## Exercise requirements:
Find every line in the records below that holds the word "marker" and copy it.

## Recorded data:
%%

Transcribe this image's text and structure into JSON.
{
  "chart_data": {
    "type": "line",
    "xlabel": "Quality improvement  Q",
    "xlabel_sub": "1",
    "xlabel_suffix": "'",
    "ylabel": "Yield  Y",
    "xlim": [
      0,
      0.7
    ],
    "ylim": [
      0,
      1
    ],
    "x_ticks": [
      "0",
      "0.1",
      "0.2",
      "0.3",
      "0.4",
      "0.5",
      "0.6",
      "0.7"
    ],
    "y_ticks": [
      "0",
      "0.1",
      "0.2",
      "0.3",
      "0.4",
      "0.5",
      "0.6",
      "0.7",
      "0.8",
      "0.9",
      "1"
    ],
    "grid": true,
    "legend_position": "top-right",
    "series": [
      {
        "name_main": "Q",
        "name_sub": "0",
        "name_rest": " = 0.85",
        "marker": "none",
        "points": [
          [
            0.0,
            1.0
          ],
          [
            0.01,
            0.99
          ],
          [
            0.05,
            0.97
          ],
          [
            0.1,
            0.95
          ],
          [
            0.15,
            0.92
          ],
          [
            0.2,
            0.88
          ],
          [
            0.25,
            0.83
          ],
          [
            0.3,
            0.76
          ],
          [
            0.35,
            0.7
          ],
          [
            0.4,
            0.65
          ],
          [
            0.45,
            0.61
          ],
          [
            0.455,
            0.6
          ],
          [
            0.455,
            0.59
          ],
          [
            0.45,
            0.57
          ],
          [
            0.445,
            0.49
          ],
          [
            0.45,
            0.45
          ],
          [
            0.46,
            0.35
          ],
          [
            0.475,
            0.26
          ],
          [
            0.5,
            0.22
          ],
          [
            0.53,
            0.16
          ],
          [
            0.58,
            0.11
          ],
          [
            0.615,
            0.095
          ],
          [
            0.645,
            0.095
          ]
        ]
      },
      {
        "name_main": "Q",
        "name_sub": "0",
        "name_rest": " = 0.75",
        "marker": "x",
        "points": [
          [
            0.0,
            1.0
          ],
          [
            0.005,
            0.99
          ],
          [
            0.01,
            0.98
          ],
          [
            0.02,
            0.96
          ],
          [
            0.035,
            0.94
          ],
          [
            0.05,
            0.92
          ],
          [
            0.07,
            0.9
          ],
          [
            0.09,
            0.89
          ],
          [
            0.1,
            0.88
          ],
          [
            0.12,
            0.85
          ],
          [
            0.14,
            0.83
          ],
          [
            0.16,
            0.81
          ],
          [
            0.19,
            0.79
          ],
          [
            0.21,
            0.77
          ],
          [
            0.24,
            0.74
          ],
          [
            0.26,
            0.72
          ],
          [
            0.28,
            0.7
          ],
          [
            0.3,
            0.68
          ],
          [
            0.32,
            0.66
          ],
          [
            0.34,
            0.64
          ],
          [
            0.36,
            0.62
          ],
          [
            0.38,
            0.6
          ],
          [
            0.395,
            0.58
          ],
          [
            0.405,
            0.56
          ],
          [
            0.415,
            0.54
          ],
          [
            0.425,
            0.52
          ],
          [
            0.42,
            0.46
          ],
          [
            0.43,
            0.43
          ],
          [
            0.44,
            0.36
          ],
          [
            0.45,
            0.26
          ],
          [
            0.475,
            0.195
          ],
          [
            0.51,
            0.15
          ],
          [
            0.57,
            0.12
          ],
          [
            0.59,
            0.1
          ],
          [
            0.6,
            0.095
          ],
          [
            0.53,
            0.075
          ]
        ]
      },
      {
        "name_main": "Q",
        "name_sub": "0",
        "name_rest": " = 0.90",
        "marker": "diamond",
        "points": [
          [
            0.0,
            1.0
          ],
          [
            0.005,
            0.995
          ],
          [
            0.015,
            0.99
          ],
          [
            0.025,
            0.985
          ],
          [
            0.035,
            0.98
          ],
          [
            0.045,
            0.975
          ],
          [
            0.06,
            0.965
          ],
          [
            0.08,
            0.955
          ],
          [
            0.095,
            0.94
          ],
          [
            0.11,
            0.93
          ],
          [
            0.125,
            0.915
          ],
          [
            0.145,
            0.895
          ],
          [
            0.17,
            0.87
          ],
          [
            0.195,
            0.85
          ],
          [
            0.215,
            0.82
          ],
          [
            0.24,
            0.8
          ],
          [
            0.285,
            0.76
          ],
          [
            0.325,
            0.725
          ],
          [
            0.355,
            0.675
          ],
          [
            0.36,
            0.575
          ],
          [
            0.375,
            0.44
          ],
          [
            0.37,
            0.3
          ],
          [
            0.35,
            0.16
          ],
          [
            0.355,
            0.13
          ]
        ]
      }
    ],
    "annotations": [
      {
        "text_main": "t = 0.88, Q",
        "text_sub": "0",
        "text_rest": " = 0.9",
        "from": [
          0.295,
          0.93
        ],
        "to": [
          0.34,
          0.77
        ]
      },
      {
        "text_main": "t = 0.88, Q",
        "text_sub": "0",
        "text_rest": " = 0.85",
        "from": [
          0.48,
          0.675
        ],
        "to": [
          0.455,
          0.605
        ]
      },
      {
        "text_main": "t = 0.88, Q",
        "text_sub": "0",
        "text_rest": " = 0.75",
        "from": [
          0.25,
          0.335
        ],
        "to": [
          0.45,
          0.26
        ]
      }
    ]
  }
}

%%

## Completed task:
        "marker": "none",
        "marker": "x",
        "marker": "diamond",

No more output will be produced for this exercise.